>> START DATA IN THIS EXERCISE
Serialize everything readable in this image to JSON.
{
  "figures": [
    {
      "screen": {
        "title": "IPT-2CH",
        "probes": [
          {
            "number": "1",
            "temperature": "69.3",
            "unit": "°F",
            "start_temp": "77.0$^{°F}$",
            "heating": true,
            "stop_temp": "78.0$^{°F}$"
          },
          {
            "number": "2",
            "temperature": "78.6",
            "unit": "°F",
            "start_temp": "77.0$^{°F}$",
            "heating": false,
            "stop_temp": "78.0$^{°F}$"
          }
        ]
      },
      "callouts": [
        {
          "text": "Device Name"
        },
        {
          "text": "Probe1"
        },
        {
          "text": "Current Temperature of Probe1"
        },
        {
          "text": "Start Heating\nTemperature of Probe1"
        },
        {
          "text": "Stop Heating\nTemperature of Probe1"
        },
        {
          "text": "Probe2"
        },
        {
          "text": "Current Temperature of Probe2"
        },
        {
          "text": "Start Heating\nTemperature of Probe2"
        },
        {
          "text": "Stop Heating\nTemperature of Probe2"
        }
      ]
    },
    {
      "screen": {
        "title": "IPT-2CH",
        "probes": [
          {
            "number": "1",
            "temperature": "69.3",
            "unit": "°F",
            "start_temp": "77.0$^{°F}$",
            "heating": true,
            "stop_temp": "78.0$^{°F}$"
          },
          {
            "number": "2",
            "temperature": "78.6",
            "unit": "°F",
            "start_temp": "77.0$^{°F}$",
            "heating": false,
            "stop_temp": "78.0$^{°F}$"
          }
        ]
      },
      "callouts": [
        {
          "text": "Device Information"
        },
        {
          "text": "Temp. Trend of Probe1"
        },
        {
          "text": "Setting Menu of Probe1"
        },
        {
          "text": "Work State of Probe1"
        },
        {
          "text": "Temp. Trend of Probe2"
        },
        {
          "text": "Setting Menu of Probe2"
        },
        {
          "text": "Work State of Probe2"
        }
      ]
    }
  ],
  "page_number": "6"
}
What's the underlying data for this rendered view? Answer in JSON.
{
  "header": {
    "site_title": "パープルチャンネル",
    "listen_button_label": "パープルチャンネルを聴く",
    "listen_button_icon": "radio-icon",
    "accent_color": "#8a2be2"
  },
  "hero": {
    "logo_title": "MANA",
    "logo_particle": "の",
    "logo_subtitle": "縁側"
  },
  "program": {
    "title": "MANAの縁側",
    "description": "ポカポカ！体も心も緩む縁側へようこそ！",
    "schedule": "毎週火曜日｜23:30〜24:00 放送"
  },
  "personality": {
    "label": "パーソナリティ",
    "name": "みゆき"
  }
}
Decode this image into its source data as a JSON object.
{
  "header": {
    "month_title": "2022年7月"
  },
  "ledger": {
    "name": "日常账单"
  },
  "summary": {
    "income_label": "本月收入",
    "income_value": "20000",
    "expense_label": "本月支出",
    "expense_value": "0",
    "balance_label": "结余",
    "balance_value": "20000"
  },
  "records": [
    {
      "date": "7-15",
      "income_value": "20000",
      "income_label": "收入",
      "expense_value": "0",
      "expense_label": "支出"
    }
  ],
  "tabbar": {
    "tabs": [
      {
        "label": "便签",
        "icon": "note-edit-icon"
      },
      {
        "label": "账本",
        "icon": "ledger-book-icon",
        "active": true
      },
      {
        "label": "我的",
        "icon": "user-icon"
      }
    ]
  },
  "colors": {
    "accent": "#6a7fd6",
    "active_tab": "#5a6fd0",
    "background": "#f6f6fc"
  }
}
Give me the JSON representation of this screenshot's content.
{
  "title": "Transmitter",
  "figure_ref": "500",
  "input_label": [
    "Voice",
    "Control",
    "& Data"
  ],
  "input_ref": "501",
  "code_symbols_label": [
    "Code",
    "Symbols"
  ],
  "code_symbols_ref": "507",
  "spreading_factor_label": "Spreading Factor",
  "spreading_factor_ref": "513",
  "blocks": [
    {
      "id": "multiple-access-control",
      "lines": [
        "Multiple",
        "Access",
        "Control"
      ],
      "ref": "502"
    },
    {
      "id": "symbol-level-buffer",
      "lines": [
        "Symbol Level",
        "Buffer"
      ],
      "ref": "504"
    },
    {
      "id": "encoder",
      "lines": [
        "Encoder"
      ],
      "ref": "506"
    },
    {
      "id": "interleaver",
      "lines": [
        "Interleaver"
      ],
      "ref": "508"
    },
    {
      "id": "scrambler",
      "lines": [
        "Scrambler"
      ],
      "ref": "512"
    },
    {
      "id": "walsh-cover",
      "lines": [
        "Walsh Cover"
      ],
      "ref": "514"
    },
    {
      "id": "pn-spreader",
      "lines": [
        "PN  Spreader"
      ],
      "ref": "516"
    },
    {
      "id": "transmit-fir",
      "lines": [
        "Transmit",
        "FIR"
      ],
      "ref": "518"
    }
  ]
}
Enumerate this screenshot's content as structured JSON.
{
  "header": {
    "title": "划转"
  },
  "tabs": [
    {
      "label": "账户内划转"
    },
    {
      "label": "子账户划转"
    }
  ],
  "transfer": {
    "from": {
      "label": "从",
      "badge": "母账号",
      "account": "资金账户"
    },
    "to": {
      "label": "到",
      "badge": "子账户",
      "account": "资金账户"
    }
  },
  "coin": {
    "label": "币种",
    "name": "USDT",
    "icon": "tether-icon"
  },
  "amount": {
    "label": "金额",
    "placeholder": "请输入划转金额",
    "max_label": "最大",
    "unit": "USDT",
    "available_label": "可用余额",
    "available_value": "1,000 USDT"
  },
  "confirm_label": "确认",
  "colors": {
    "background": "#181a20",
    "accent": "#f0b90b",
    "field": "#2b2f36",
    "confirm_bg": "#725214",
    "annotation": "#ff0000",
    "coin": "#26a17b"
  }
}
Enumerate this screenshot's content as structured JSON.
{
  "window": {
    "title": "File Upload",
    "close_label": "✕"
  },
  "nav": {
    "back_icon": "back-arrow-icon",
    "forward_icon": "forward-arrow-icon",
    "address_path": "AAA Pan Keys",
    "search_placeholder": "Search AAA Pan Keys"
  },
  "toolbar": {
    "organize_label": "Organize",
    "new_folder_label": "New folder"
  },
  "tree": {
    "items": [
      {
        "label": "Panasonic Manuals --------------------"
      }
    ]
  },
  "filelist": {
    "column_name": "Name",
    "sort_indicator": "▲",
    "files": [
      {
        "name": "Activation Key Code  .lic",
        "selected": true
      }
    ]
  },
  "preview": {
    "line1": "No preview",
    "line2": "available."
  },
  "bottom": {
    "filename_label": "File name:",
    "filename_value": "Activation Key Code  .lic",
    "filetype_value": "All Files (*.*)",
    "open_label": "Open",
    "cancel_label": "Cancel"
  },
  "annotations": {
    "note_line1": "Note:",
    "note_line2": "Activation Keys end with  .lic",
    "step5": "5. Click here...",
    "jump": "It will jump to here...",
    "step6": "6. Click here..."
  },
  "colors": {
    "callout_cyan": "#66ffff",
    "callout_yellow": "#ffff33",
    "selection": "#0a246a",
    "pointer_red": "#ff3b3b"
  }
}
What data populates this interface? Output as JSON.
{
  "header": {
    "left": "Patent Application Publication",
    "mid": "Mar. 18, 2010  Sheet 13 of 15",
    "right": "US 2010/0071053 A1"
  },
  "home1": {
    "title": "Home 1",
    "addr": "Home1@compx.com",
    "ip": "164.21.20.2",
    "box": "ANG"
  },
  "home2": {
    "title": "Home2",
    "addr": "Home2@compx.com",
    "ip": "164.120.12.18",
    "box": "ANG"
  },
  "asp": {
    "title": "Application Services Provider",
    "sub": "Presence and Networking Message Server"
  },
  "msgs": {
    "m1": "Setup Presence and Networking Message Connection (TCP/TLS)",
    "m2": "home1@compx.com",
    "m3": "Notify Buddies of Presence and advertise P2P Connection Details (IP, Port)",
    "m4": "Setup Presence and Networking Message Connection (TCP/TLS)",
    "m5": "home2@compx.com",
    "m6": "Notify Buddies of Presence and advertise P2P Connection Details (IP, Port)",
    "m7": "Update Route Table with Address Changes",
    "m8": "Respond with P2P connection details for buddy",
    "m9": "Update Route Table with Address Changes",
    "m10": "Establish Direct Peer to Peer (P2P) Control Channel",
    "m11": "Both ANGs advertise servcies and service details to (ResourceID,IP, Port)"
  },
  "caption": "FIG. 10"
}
>> END DATA IN THIS EXERCISE
# WHAT IS EXPECTED
Above are the records; copy every line in them that holds the word "Message".

# EXPECTED ANSWER
    "sub": "Presence and Networking Message Server"
    "m1": "Setup Presence and Networking Message Connection (TCP/TLS)",
    "m4": "Setup Presence and Networking Message Connection (TCP/TLS)",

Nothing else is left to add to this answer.